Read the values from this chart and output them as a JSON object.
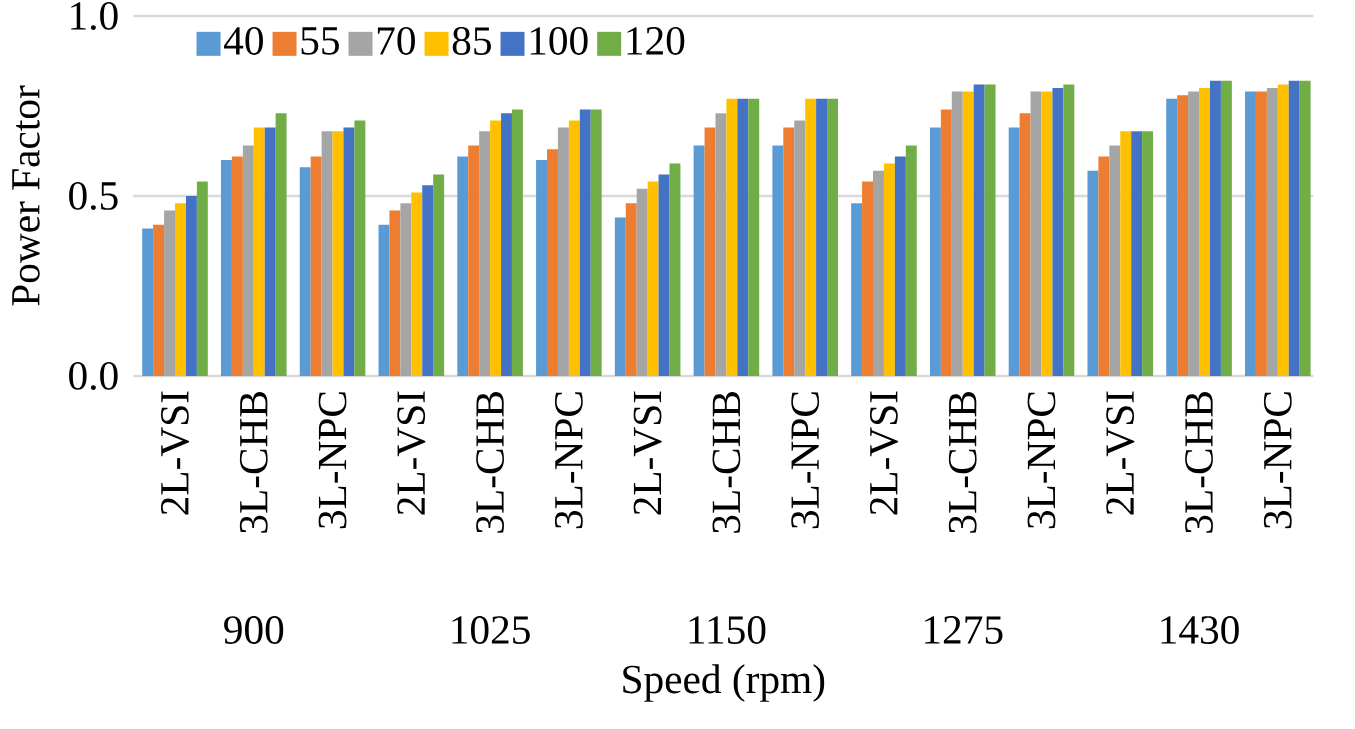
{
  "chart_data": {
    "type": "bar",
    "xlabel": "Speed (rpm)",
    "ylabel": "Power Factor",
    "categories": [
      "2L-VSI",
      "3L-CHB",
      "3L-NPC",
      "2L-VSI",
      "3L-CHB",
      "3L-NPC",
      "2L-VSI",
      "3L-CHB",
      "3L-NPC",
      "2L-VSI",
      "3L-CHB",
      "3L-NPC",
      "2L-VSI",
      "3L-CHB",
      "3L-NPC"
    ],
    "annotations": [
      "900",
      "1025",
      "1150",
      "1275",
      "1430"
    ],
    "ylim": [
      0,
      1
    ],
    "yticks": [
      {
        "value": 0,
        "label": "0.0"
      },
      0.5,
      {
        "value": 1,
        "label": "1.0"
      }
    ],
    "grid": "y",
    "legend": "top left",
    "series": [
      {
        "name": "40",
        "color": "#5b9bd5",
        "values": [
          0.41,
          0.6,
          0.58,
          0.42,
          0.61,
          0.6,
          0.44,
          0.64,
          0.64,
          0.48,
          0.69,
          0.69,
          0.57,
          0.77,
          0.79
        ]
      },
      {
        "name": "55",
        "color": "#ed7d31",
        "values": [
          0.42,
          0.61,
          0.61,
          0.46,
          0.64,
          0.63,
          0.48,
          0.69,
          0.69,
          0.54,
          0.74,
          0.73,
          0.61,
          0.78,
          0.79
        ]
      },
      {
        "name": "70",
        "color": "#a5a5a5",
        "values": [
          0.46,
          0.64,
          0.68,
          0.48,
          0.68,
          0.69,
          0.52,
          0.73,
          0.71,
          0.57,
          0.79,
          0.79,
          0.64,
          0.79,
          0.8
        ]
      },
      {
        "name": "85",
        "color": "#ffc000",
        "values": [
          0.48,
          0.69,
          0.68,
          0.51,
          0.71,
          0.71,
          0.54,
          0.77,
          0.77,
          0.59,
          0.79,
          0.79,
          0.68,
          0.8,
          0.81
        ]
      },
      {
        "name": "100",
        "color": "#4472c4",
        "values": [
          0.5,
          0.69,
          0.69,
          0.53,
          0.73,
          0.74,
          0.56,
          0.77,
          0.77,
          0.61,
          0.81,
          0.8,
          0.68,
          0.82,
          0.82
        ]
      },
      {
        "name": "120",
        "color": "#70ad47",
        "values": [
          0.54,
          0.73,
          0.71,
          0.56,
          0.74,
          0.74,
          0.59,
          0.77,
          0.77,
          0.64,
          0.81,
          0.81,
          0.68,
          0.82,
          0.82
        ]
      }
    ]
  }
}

==================================================

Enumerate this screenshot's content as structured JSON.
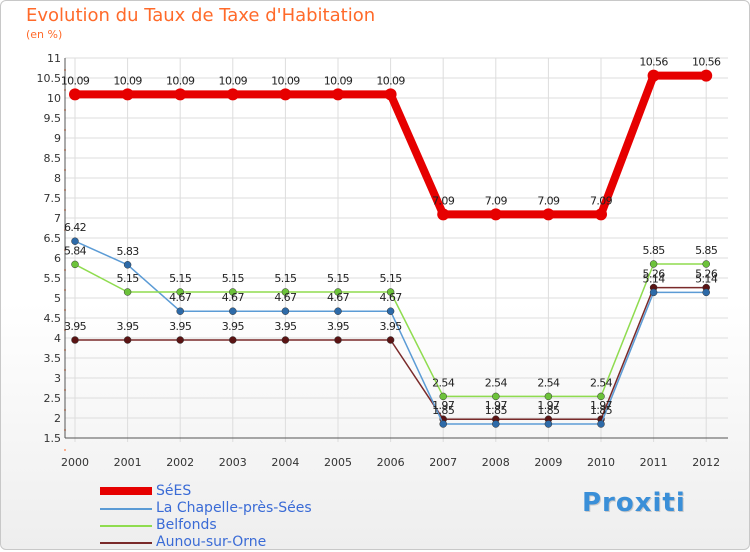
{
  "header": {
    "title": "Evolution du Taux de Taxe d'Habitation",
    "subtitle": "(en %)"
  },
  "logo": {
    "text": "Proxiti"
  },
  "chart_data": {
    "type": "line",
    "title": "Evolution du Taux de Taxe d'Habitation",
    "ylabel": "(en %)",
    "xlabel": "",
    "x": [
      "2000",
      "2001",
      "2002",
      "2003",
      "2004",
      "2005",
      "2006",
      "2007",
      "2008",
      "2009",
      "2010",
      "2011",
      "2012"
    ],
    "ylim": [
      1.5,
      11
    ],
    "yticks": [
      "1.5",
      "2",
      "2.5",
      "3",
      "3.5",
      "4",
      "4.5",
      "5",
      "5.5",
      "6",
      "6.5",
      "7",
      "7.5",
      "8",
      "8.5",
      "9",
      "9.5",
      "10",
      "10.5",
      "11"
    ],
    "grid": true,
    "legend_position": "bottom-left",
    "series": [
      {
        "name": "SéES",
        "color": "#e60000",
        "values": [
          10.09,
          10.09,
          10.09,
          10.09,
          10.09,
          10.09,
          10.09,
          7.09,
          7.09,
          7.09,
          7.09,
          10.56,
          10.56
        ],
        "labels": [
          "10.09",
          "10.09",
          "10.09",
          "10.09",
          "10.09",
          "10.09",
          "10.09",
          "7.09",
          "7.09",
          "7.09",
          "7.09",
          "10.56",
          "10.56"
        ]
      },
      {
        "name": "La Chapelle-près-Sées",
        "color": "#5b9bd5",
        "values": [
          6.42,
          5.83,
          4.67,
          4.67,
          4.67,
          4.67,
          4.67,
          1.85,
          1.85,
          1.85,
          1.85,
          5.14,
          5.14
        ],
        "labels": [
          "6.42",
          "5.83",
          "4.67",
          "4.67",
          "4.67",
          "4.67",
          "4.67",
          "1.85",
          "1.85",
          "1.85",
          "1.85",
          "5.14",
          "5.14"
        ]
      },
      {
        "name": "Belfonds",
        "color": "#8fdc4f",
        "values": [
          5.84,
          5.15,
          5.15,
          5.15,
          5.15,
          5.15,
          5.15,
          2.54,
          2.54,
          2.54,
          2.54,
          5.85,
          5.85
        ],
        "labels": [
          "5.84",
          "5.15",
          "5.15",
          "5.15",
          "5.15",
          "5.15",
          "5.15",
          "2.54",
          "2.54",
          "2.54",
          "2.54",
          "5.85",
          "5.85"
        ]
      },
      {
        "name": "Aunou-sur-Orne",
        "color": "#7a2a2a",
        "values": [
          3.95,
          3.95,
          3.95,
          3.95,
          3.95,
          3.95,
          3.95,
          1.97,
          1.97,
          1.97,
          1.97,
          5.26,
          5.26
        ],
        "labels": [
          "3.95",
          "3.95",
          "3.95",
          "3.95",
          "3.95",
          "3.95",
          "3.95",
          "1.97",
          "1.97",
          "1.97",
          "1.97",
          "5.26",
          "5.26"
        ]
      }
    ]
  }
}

==================================================

### To do
Count how many lines in the data above hold the string "color", and give the number with no other words.

### Exercise response
10